▶ **EXERCISE TASK**: Determine the number of lines that have the string "취소하는" in them, and give only that number.

▶ **ENTRIES**:

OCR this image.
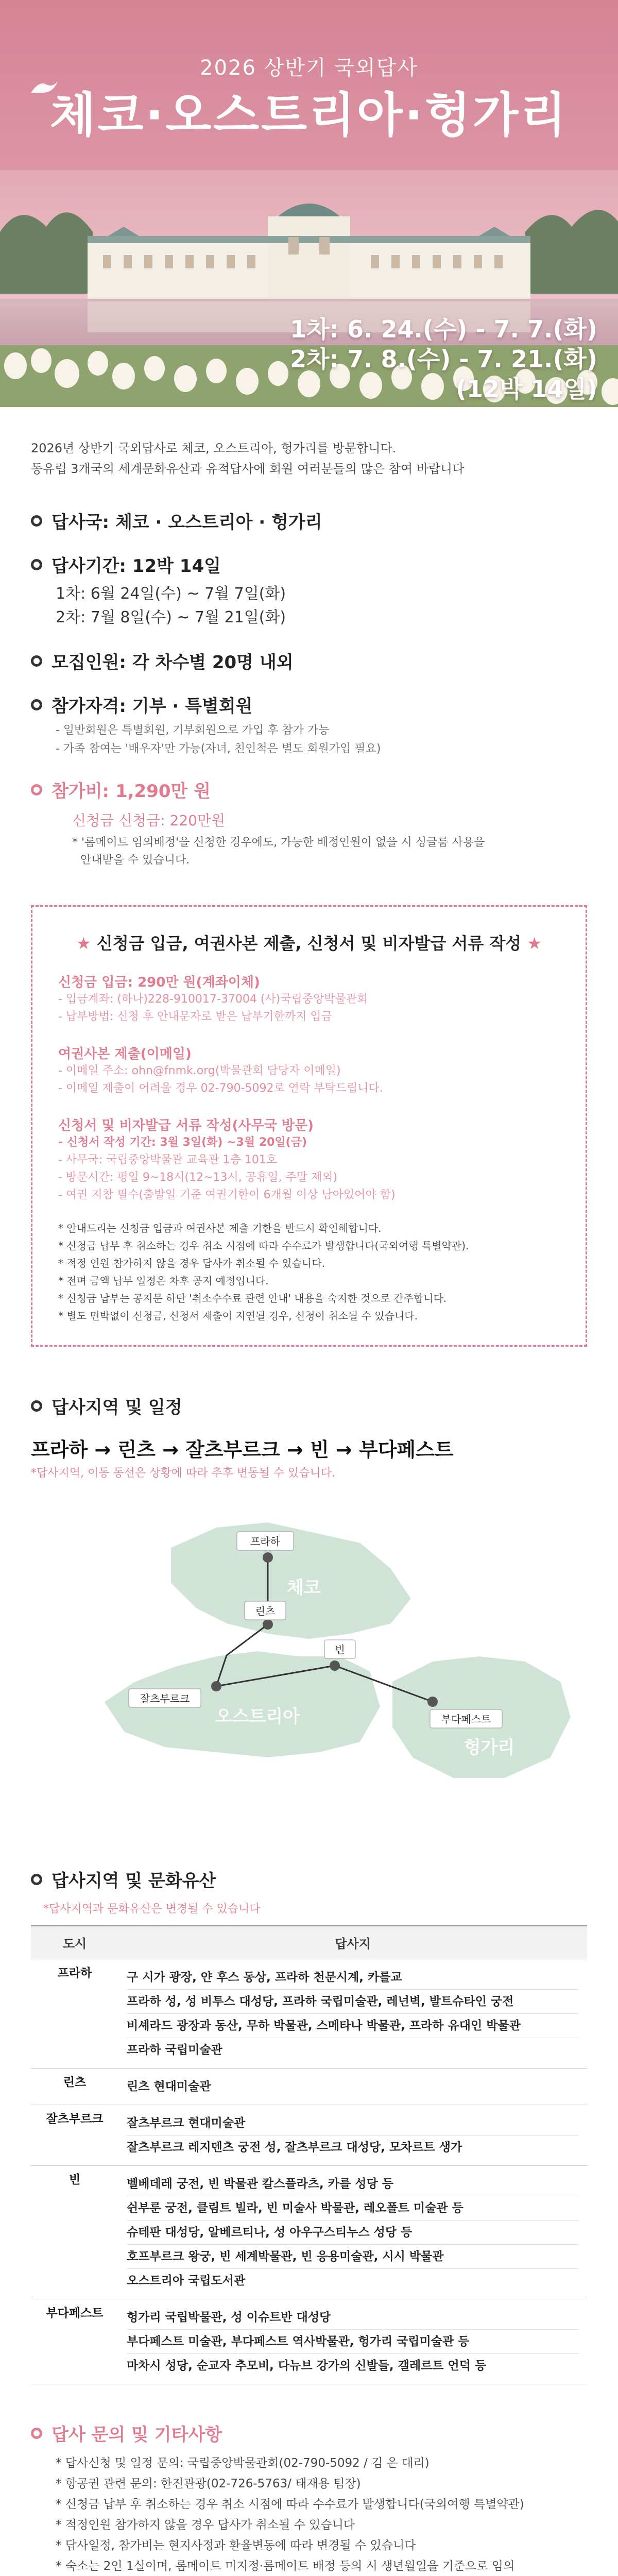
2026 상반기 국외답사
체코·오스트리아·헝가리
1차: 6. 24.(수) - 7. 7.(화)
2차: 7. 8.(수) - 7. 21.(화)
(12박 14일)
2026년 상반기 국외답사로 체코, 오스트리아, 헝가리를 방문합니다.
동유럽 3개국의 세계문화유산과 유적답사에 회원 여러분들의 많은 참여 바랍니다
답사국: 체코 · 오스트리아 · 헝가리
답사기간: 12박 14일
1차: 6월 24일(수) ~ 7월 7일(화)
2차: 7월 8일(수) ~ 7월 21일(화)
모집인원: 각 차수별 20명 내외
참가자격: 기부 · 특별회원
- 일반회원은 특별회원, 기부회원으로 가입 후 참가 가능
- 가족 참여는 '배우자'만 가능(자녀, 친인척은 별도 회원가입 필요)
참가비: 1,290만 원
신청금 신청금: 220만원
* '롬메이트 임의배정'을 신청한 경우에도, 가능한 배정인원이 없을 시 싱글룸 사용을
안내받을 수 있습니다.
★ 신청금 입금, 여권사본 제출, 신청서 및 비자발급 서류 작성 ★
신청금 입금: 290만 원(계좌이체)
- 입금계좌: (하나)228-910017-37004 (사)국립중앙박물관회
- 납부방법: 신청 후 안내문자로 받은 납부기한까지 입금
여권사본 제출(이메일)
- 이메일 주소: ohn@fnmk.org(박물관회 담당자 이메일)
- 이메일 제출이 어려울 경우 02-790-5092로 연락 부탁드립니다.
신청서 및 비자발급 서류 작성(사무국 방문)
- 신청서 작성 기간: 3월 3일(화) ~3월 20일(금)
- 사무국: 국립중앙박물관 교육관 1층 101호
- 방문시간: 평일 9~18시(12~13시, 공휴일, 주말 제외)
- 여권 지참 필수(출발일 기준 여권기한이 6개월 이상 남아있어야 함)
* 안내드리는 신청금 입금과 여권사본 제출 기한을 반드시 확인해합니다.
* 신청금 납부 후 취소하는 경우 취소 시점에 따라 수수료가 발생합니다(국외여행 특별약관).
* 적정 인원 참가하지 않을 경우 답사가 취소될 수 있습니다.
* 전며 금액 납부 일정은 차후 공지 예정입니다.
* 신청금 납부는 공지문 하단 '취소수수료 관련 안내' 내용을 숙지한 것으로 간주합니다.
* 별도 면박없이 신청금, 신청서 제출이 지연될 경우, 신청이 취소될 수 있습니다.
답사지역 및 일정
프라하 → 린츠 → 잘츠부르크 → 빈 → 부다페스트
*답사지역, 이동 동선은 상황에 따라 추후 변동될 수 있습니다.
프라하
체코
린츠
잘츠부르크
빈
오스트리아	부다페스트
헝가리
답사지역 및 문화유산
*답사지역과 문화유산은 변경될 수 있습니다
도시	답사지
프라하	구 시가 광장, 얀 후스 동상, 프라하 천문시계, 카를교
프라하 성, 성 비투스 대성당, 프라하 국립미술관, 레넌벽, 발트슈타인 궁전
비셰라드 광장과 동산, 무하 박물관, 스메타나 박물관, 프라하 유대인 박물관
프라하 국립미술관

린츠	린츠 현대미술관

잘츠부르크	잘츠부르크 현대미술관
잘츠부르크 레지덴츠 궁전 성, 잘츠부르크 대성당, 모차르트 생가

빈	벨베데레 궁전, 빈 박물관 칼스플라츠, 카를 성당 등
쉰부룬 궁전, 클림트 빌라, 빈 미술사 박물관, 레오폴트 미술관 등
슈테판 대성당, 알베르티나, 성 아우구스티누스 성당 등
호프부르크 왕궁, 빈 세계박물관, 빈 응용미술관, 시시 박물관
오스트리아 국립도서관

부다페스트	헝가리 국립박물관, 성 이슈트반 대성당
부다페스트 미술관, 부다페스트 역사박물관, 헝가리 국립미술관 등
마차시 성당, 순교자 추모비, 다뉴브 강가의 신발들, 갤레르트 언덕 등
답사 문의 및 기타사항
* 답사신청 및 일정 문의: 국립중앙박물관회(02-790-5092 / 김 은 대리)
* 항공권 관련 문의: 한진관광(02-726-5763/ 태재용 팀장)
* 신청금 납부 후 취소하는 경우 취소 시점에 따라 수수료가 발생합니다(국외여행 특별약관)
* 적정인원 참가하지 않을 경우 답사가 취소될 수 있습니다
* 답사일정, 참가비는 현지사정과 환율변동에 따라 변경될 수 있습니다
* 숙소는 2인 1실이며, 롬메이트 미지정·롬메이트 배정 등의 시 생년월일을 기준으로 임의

▶ **SOLUTION**: 2